>> BEGIN

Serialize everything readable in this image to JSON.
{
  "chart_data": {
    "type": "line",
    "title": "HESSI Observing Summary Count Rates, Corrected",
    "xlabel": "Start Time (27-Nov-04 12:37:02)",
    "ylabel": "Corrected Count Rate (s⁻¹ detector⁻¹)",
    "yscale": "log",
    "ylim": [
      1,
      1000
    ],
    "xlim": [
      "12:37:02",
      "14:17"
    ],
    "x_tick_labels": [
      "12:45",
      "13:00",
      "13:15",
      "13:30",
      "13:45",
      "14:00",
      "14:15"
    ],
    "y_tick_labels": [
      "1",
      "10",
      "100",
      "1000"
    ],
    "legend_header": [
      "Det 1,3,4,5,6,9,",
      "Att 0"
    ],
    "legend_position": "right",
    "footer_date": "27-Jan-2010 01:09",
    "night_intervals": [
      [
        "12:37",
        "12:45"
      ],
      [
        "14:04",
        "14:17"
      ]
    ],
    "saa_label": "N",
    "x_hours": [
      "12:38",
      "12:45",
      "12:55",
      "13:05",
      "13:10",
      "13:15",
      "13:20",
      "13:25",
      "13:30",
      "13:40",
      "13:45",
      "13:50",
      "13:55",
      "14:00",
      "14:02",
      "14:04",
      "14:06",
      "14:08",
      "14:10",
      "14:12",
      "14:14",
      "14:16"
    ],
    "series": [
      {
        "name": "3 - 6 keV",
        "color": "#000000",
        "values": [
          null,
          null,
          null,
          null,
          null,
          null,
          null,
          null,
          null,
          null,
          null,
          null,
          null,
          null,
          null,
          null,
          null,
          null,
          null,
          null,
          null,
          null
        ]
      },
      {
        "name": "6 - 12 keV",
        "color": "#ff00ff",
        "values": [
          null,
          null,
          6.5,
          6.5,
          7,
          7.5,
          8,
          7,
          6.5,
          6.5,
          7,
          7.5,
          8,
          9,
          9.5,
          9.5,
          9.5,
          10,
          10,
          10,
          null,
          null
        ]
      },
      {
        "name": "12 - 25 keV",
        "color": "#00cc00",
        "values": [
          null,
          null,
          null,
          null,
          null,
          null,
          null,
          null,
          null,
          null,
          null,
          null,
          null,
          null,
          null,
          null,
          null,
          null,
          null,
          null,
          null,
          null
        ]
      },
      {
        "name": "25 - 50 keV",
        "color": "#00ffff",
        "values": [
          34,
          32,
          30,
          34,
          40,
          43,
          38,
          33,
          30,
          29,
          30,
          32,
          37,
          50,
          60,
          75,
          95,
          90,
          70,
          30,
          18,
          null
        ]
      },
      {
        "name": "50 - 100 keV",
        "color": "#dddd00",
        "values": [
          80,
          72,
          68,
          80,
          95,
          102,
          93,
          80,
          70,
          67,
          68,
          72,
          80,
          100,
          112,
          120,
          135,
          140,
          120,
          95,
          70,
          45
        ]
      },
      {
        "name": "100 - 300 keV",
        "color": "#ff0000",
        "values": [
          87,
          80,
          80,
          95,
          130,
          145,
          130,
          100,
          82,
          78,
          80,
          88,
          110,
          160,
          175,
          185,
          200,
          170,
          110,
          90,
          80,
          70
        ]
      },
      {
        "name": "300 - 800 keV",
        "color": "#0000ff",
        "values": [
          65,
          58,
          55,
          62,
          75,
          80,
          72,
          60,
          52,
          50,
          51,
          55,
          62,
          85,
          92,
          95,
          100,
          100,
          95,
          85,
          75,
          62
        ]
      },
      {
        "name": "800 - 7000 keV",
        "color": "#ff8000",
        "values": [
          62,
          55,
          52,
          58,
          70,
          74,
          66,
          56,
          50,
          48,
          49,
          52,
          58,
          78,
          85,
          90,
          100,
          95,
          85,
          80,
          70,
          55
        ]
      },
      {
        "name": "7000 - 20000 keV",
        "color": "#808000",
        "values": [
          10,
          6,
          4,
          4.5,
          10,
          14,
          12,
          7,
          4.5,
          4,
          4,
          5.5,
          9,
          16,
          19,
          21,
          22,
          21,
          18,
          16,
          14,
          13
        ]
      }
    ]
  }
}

>> END

■ What is being asked
Find and copy every line in the entries above where the string "name" occurs.

■ Output of the task
        "name": "3 - 6 keV",
        "name": "6 - 12 keV",
        "name": "12 - 25 keV",
        "name": "25 - 50 keV",
        "name": "50 - 100 keV",
        "name": "100 - 300 keV",
        "name": "300 - 800 keV",
        "name": "800 - 7000 keV",
        "name": "7000 - 20000 keV",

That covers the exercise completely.